_GIVEN PROBLEM:_
Your task is to reproduce the entries below word for word.

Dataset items

□ □ □ □

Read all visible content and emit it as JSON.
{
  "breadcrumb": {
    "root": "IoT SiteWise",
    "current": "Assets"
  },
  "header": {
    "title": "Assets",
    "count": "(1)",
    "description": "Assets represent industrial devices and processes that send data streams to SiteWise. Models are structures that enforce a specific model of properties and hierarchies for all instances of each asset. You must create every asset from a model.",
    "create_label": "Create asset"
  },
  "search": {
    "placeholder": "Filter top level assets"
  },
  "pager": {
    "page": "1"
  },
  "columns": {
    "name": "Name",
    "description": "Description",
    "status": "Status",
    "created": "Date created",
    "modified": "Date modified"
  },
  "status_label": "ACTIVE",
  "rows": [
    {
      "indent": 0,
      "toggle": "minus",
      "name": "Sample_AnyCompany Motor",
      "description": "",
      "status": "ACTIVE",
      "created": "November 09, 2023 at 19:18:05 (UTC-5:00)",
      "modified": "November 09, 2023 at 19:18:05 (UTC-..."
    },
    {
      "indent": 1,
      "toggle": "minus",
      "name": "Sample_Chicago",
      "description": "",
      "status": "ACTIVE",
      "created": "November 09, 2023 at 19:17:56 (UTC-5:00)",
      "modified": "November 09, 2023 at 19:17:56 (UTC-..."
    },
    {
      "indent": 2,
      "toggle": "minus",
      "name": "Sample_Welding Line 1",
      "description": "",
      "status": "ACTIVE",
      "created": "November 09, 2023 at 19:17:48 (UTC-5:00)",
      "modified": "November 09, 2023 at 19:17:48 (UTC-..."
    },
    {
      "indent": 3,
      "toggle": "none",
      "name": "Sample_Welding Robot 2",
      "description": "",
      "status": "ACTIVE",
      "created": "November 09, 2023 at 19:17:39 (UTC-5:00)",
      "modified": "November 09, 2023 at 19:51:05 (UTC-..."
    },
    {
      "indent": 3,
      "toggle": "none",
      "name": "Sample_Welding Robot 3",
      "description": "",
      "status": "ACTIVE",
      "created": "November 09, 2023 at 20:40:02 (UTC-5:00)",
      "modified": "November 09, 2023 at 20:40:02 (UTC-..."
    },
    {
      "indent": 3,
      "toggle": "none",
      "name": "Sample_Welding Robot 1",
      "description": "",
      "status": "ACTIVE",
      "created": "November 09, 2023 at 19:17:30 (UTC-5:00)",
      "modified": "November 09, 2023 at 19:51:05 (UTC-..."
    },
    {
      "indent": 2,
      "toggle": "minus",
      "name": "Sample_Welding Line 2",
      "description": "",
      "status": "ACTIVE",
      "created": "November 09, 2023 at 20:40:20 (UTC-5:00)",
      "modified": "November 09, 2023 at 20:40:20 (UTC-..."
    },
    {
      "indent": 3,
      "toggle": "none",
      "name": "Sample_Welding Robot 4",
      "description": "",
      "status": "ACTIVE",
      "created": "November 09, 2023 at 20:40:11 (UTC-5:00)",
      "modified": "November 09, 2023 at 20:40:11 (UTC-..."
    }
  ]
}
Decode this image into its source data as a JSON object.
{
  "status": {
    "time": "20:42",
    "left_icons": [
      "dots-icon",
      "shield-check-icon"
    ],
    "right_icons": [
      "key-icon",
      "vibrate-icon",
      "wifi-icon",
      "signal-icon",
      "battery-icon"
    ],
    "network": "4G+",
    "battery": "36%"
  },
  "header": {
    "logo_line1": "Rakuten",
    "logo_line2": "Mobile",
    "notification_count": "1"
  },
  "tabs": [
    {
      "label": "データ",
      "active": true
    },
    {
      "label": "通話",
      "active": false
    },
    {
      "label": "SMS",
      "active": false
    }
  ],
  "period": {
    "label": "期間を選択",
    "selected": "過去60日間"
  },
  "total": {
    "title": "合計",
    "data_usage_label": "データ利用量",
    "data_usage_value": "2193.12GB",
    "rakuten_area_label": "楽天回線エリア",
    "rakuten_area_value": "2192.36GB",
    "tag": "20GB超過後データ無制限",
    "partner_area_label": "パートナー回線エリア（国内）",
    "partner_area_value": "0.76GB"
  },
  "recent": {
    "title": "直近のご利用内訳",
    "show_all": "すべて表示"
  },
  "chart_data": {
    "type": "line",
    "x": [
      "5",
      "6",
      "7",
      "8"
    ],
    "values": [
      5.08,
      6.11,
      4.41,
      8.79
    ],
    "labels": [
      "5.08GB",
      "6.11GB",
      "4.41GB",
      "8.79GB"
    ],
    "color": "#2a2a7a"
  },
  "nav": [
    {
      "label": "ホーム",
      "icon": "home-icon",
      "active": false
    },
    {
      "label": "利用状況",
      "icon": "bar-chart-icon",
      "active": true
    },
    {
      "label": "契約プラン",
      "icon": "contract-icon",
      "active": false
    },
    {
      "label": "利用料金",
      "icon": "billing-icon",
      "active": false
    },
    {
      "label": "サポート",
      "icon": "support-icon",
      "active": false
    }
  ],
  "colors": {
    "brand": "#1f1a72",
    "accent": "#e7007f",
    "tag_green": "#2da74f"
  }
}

□ □ □ □

_SOLUTION FOR THIS TASK:_
Read all visible content and emit it as JSON.
{
  "breadcrumb": {
    "root": "IoT SiteWise",
    "current": "Assets"
  },
  "header": {
    "title": "Assets",
    "count": "(1)",
    "description": "Assets represent industrial devices and processes that send data streams to SiteWise. Models are structures that enforce a specific model of properties and hierarchies for all instances of each asset. You must create every asset from a model.",
    "create_label": "Create asset"
  },
  "search": {
    "placeholder": "Filter top level assets"
  },
  "pager": {
    "page": "1"
  },
  "columns": {
    "name": "Name",
    "description": "Description",
    "status": "Status",
    "created": "Date created",
    "modified": "Date modified"
  },
  "status_label": "ACTIVE",
  "rows": [
    {
      "indent": 0,
      "toggle": "minus",
      "name": "Sample_AnyCompany Motor",
      "description": "",
      "status": "ACTIVE",
      "created": "November 09, 2023 at 19:18:05 (UTC-5:00)",
      "modified": "November 09, 2023 at 19:18:05 (UTC-..."
    },
    {
      "indent": 1,
      "toggle": "minus",
      "name": "Sample_Chicago",
      "description": "",
      "status": "ACTIVE",
      "created": "November 09, 2023 at 19:17:56 (UTC-5:00)",
      "modified": "November 09, 2023 at 19:17:56 (UTC-..."
    },
    {
      "indent": 2,
      "toggle": "minus",
      "name": "Sample_Welding Line 1",
      "description": "",
      "status": "ACTIVE",
      "created": "November 09, 2023 at 19:17:48 (UTC-5:00)",
      "modified": "November 09, 2023 at 19:17:48 (UTC-..."
    },
    {
      "indent": 3,
      "toggle": "none",
      "name": "Sample_Welding Robot 2",
      "description": "",
      "status": "ACTIVE",
      "created": "November 09, 2023 at 19:17:39 (UTC-5:00)",
      "modified": "November 09, 2023 at 19:51:05 (UTC-..."
    },
    {
      "indent": 3,
      "toggle": "none",
      "name": "Sample_Welding Robot 3",
      "description": "",
      "status": "ACTIVE",
      "created": "November 09, 2023 at 20:40:02 (UTC-5:00)",
      "modified": "November 09, 2023 at 20:40:02 (UTC-..."
    },
    {
      "indent": 3,
      "toggle": "none",
      "name": "Sample_Welding Robot 1",
      "description": "",
      "status": "ACTIVE",
      "created": "November 09, 2023 at 19:17:30 (UTC-5:00)",
      "modified": "November 09, 2023 at 19:51:05 (UTC-..."
    },
    {
      "indent": 2,
      "toggle": "minus",
      "name": "Sample_Welding Line 2",
      "description": "",
      "status": "ACTIVE",
      "created": "November 09, 2023 at 20:40:20 (UTC-5:00)",
      "modified": "November 09, 2023 at 20:40:20 (UTC-..."
    },
    {
      "indent": 3,
      "toggle": "none",
      "name": "Sample_Welding Robot 4",
      "description": "",
      "status": "ACTIVE",
      "created": "November 09, 2023 at 20:40:11 (UTC-5:00)",
      "modified": "November 09, 2023 at 20:40:11 (UTC-..."
    }
  ]
}
Decode this image into its source data as a JSON object.
{
  "status": {
    "time": "20:42",
    "left_icons": [
      "dots-icon",
      "shield-check-icon"
    ],
    "right_icons": [
      "key-icon",
      "vibrate-icon",
      "wifi-icon",
      "signal-icon",
      "battery-icon"
    ],
    "network": "4G+",
    "battery": "36%"
  },
  "header": {
    "logo_line1": "Rakuten",
    "logo_line2": "Mobile",
    "notification_count": "1"
  },
  "tabs": [
    {
      "label": "データ",
      "active": true
    },
    {
      "label": "通話",
      "active": false
    },
    {
      "label": "SMS",
      "active": false
    }
  ],
  "period": {
    "label": "期間を選択",
    "selected": "過去60日間"
  },
  "total": {
    "title": "合計",
    "data_usage_label": "データ利用量",
    "data_usage_value": "2193.12GB",
    "rakuten_area_label": "楽天回線エリア",
    "rakuten_area_value": "2192.36GB",
    "tag": "20GB超過後データ無制限",
    "partner_area_label": "パートナー回線エリア（国内）",
    "partner_area_value": "0.76GB"
  },
  "recent": {
    "title": "直近のご利用内訳",
    "show_all": "すべて表示"
  },
  "chart_data": {
    "type": "line",
    "x": [
      "5",
      "6",
      "7",
      "8"
    ],
    "values": [
      5.08,
      6.11,
      4.41,
      8.79
    ],
    "labels": [
      "5.08GB",
      "6.11GB",
      "4.41GB",
      "8.79GB"
    ],
    "color": "#2a2a7a"
  },
  "nav": [
    {
      "label": "ホーム",
      "icon": "home-icon",
      "active": false
    },
    {
      "label": "利用状況",
      "icon": "bar-chart-icon",
      "active": true
    },
    {
      "label": "契約プラン",
      "icon": "contract-icon",
      "active": false
    },
    {
      "label": "利用料金",
      "icon": "billing-icon",
      "active": false
    },
    {
      "label": "サポート",
      "icon": "support-icon",
      "active": false
    }
  ],
  "colors": {
    "brand": "#1f1a72",
    "accent": "#e7007f",
    "tag_green": "#2da74f"
  }
}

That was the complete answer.